_Stated exercise_
Could you transcribe the material below exactly, without leaving out a single line?

_Saved entries_
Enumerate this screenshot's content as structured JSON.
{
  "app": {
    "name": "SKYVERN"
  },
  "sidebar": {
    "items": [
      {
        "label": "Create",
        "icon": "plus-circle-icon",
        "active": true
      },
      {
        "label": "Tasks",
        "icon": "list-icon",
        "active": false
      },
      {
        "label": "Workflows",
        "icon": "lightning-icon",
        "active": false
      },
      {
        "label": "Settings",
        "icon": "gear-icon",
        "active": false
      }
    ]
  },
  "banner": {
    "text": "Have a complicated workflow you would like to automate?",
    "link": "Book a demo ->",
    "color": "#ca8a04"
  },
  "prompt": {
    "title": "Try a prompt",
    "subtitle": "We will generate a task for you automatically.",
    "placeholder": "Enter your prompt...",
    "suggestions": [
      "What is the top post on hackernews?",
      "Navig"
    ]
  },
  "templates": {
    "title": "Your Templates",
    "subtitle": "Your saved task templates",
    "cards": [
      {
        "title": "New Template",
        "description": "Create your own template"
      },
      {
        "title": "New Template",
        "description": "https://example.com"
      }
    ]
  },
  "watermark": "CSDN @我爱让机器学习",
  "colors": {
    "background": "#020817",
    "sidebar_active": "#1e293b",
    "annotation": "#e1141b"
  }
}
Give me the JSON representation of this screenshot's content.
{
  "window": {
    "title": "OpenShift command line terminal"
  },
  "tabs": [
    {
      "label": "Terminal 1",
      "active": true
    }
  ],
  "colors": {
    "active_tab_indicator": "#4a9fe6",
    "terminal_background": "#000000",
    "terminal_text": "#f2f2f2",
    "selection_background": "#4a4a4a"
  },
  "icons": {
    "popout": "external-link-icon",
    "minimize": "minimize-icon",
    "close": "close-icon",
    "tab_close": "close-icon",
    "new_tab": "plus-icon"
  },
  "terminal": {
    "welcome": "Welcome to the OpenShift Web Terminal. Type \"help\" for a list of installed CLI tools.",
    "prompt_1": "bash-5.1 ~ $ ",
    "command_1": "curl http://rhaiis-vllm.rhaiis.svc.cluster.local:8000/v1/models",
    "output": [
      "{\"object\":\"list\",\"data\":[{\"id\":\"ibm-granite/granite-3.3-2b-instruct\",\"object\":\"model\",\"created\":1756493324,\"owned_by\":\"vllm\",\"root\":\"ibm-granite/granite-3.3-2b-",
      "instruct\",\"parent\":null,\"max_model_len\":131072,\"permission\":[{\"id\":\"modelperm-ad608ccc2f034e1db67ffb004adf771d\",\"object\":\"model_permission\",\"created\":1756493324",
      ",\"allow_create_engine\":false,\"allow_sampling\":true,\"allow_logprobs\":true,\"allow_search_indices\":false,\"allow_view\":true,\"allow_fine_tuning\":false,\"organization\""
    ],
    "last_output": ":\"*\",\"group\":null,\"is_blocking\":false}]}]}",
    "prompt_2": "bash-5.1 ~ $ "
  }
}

_Result of this task_
Enumerate this screenshot's content as structured JSON.
{
  "app": {
    "name": "SKYVERN"
  },
  "sidebar": {
    "items": [
      {
        "label": "Create",
        "icon": "plus-circle-icon",
        "active": true
      },
      {
        "label": "Tasks",
        "icon": "list-icon",
        "active": false
      },
      {
        "label": "Workflows",
        "icon": "lightning-icon",
        "active": false
      },
      {
        "label": "Settings",
        "icon": "gear-icon",
        "active": false
      }
    ]
  },
  "banner": {
    "text": "Have a complicated workflow you would like to automate?",
    "link": "Book a demo ->",
    "color": "#ca8a04"
  },
  "prompt": {
    "title": "Try a prompt",
    "subtitle": "We will generate a task for you automatically.",
    "placeholder": "Enter your prompt...",
    "suggestions": [
      "What is the top post on hackernews?",
      "Navig"
    ]
  },
  "templates": {
    "title": "Your Templates",
    "subtitle": "Your saved task templates",
    "cards": [
      {
        "title": "New Template",
        "description": "Create your own template"
      },
      {
        "title": "New Template",
        "description": "https://example.com"
      }
    ]
  },
  "watermark": "CSDN @我爱让机器学习",
  "colors": {
    "background": "#020817",
    "sidebar_active": "#1e293b",
    "annotation": "#e1141b"
  }
}
Give me the JSON representation of this screenshot's content.
{
  "window": {
    "title": "OpenShift command line terminal"
  },
  "tabs": [
    {
      "label": "Terminal 1",
      "active": true
    }
  ],
  "colors": {
    "active_tab_indicator": "#4a9fe6",
    "terminal_background": "#000000",
    "terminal_text": "#f2f2f2",
    "selection_background": "#4a4a4a"
  },
  "icons": {
    "popout": "external-link-icon",
    "minimize": "minimize-icon",
    "close": "close-icon",
    "tab_close": "close-icon",
    "new_tab": "plus-icon"
  },
  "terminal": {
    "welcome": "Welcome to the OpenShift Web Terminal. Type \"help\" for a list of installed CLI tools.",
    "prompt_1": "bash-5.1 ~ $ ",
    "command_1": "curl http://rhaiis-vllm.rhaiis.svc.cluster.local:8000/v1/models",
    "output": [
      "{\"object\":\"list\",\"data\":[{\"id\":\"ibm-granite/granite-3.3-2b-instruct\",\"object\":\"model\",\"created\":1756493324,\"owned_by\":\"vllm\",\"root\":\"ibm-granite/granite-3.3-2b-",
      "instruct\",\"parent\":null,\"max_model_len\":131072,\"permission\":[{\"id\":\"modelperm-ad608ccc2f034e1db67ffb004adf771d\",\"object\":\"model_permission\",\"created\":1756493324",
      ",\"allow_create_engine\":false,\"allow_sampling\":true,\"allow_logprobs\":true,\"allow_search_indices\":false,\"allow_view\":true,\"allow_fine_tuning\":false,\"organization\""
    ],
    "last_output": ":\"*\",\"group\":null,\"is_blocking\":false}]}]}",
    "prompt_2": "bash-5.1 ~ $ "
  }
}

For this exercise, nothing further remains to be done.